Structured figure records
[BEGIN]
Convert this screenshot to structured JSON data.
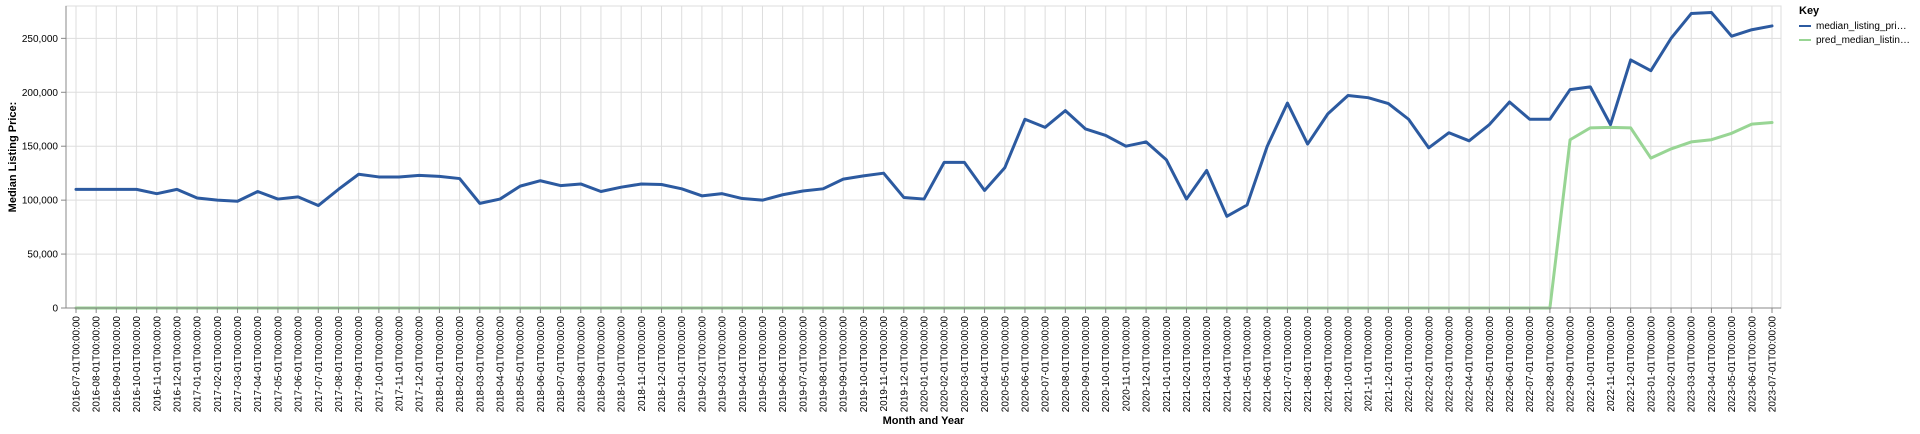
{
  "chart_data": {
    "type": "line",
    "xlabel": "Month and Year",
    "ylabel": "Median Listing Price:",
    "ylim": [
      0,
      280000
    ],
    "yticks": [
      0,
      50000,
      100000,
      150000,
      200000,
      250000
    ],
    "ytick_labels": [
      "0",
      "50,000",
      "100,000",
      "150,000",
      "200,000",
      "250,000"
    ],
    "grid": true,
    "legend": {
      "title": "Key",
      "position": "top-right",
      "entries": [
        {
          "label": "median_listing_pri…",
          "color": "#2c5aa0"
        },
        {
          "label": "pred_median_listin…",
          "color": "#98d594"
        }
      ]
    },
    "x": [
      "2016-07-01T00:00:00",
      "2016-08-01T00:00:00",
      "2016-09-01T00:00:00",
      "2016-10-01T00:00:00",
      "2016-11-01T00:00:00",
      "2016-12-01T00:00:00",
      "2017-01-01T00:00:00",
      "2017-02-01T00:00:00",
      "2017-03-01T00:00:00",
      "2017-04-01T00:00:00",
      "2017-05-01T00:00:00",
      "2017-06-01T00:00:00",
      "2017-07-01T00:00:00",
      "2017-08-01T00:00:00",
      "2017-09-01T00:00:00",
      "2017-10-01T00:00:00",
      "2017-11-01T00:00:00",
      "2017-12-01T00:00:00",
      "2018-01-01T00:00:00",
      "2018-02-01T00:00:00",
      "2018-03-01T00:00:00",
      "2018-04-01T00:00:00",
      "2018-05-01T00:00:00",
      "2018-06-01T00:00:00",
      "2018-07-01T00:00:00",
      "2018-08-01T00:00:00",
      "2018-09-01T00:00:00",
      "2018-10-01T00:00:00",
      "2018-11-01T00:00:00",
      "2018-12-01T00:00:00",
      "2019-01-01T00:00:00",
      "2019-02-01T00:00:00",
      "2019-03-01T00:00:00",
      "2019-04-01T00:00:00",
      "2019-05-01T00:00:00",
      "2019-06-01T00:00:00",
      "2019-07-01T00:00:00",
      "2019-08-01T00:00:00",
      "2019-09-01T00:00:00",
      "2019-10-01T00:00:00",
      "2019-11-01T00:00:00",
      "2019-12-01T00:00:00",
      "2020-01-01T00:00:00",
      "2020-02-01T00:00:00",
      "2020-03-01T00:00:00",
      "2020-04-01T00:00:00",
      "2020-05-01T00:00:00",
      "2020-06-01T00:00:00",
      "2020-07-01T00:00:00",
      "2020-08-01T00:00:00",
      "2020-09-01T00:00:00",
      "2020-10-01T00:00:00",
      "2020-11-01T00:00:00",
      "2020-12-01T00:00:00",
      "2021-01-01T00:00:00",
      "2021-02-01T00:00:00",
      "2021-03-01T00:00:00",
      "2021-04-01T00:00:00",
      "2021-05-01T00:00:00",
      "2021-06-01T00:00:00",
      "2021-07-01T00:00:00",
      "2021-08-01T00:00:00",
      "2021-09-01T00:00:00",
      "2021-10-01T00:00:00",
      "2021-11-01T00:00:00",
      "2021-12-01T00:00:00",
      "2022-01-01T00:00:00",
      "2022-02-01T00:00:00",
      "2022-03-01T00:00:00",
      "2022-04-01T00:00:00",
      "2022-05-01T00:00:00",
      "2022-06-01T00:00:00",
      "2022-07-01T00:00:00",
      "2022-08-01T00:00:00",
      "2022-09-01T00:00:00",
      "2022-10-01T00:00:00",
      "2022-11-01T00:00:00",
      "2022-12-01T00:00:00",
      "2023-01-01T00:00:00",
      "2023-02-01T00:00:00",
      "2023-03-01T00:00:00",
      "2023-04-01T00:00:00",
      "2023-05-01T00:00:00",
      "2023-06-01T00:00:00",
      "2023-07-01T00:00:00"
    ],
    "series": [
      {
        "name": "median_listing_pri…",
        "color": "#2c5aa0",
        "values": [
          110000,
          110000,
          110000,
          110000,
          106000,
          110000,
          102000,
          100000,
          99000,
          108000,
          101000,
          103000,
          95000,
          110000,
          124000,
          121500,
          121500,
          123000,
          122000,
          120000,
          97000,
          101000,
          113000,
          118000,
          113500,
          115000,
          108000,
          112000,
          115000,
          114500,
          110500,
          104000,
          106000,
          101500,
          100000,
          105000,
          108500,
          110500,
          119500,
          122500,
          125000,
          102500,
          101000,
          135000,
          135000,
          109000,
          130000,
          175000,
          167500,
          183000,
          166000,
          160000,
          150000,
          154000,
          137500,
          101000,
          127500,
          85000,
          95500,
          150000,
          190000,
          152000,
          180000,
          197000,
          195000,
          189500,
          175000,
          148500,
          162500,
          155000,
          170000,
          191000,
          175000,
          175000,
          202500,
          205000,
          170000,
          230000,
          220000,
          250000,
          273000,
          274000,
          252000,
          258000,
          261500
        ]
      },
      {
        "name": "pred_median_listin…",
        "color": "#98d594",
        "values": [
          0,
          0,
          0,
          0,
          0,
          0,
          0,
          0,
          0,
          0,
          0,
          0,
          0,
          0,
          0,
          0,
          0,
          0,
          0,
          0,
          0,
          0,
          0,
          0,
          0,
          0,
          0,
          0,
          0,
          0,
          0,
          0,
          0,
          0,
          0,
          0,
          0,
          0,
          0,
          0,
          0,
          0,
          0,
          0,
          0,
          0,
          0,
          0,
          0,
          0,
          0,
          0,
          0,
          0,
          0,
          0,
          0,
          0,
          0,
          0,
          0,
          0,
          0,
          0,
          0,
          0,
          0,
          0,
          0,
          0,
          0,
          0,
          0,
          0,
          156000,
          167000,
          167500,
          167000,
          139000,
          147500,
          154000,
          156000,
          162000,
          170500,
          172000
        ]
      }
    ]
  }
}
[END]
WHAT THE EXERCISE ASKS —
Transcribe every entry word for word, but skip the pictures.

THE OUTPUT —
Convert this screenshot to structured JSON data.
{
  "chart_data": {
    "type": "line",
    "xlabel": "Month and Year",
    "ylabel": "Median Listing Price:",
    "ylim": [
      0,
      280000
    ],
    "yticks": [
      0,
      50000,
      100000,
      150000,
      200000,
      250000
    ],
    "ytick_labels": [
      "0",
      "50,000",
      "100,000",
      "150,000",
      "200,000",
      "250,000"
    ],
    "grid": true,
    "legend": {
      "title": "Key",
      "position": "top-right",
      "entries": [
        {
          "label": "median_listing_pri…",
          "color": "#2c5aa0"
        },
        {
          "label": "pred_median_listin…",
          "color": "#98d594"
        }
      ]
    },
    "x": [
      "2016-07-01T00:00:00",
      "2016-08-01T00:00:00",
      "2016-09-01T00:00:00",
      "2016-10-01T00:00:00",
      "2016-11-01T00:00:00",
      "2016-12-01T00:00:00",
      "2017-01-01T00:00:00",
      "2017-02-01T00:00:00",
      "2017-03-01T00:00:00",
      "2017-04-01T00:00:00",
      "2017-05-01T00:00:00",
      "2017-06-01T00:00:00",
      "2017-07-01T00:00:00",
      "2017-08-01T00:00:00",
      "2017-09-01T00:00:00",
      "2017-10-01T00:00:00",
      "2017-11-01T00:00:00",
      "2017-12-01T00:00:00",
      "2018-01-01T00:00:00",
      "2018-02-01T00:00:00",
      "2018-03-01T00:00:00",
      "2018-04-01T00:00:00",
      "2018-05-01T00:00:00",
      "2018-06-01T00:00:00",
      "2018-07-01T00:00:00",
      "2018-08-01T00:00:00",
      "2018-09-01T00:00:00",
      "2018-10-01T00:00:00",
      "2018-11-01T00:00:00",
      "2018-12-01T00:00:00",
      "2019-01-01T00:00:00",
      "2019-02-01T00:00:00",
      "2019-03-01T00:00:00",
      "2019-04-01T00:00:00",
      "2019-05-01T00:00:00",
      "2019-06-01T00:00:00",
      "2019-07-01T00:00:00",
      "2019-08-01T00:00:00",
      "2019-09-01T00:00:00",
      "2019-10-01T00:00:00",
      "2019-11-01T00:00:00",
      "2019-12-01T00:00:00",
      "2020-01-01T00:00:00",
      "2020-02-01T00:00:00",
      "2020-03-01T00:00:00",
      "2020-04-01T00:00:00",
      "2020-05-01T00:00:00",
      "2020-06-01T00:00:00",
      "2020-07-01T00:00:00",
      "2020-08-01T00:00:00",
      "2020-09-01T00:00:00",
      "2020-10-01T00:00:00",
      "2020-11-01T00:00:00",
      "2020-12-01T00:00:00",
      "2021-01-01T00:00:00",
      "2021-02-01T00:00:00",
      "2021-03-01T00:00:00",
      "2021-04-01T00:00:00",
      "2021-05-01T00:00:00",
      "2021-06-01T00:00:00",
      "2021-07-01T00:00:00",
      "2021-08-01T00:00:00",
      "2021-09-01T00:00:00",
      "2021-10-01T00:00:00",
      "2021-11-01T00:00:00",
      "2021-12-01T00:00:00",
      "2022-01-01T00:00:00",
      "2022-02-01T00:00:00",
      "2022-03-01T00:00:00",
      "2022-04-01T00:00:00",
      "2022-05-01T00:00:00",
      "2022-06-01T00:00:00",
      "2022-07-01T00:00:00",
      "2022-08-01T00:00:00",
      "2022-09-01T00:00:00",
      "2022-10-01T00:00:00",
      "2022-11-01T00:00:00",
      "2022-12-01T00:00:00",
      "2023-01-01T00:00:00",
      "2023-02-01T00:00:00",
      "2023-03-01T00:00:00",
      "2023-04-01T00:00:00",
      "2023-05-01T00:00:00",
      "2023-06-01T00:00:00",
      "2023-07-01T00:00:00"
    ],
    "series": [
      {
        "name": "median_listing_pri…",
        "color": "#2c5aa0",
        "values": [
          110000,
          110000,
          110000,
          110000,
          106000,
          110000,
          102000,
          100000,
          99000,
          108000,
          101000,
          103000,
          95000,
          110000,
          124000,
          121500,
          121500,
          123000,
          122000,
          120000,
          97000,
          101000,
          113000,
          118000,
          113500,
          115000,
          108000,
          112000,
          115000,
          114500,
          110500,
          104000,
          106000,
          101500,
          100000,
          105000,
          108500,
          110500,
          119500,
          122500,
          125000,
          102500,
          101000,
          135000,
          135000,
          109000,
          130000,
          175000,
          167500,
          183000,
          166000,
          160000,
          150000,
          154000,
          137500,
          101000,
          127500,
          85000,
          95500,
          150000,
          190000,
          152000,
          180000,
          197000,
          195000,
          189500,
          175000,
          148500,
          162500,
          155000,
          170000,
          191000,
          175000,
          175000,
          202500,
          205000,
          170000,
          230000,
          220000,
          250000,
          273000,
          274000,
          252000,
          258000,
          261500
        ]
      },
      {
        "name": "pred_median_listin…",
        "color": "#98d594",
        "values": [
          0,
          0,
          0,
          0,
          0,
          0,
          0,
          0,
          0,
          0,
          0,
          0,
          0,
          0,
          0,
          0,
          0,
          0,
          0,
          0,
          0,
          0,
          0,
          0,
          0,
          0,
          0,
          0,
          0,
          0,
          0,
          0,
          0,
          0,
          0,
          0,
          0,
          0,
          0,
          0,
          0,
          0,
          0,
          0,
          0,
          0,
          0,
          0,
          0,
          0,
          0,
          0,
          0,
          0,
          0,
          0,
          0,
          0,
          0,
          0,
          0,
          0,
          0,
          0,
          0,
          0,
          0,
          0,
          0,
          0,
          0,
          0,
          0,
          0,
          156000,
          167000,
          167500,
          167000,
          139000,
          147500,
          154000,
          156000,
          162000,
          170500,
          172000
        ]
      }
    ]
  }
}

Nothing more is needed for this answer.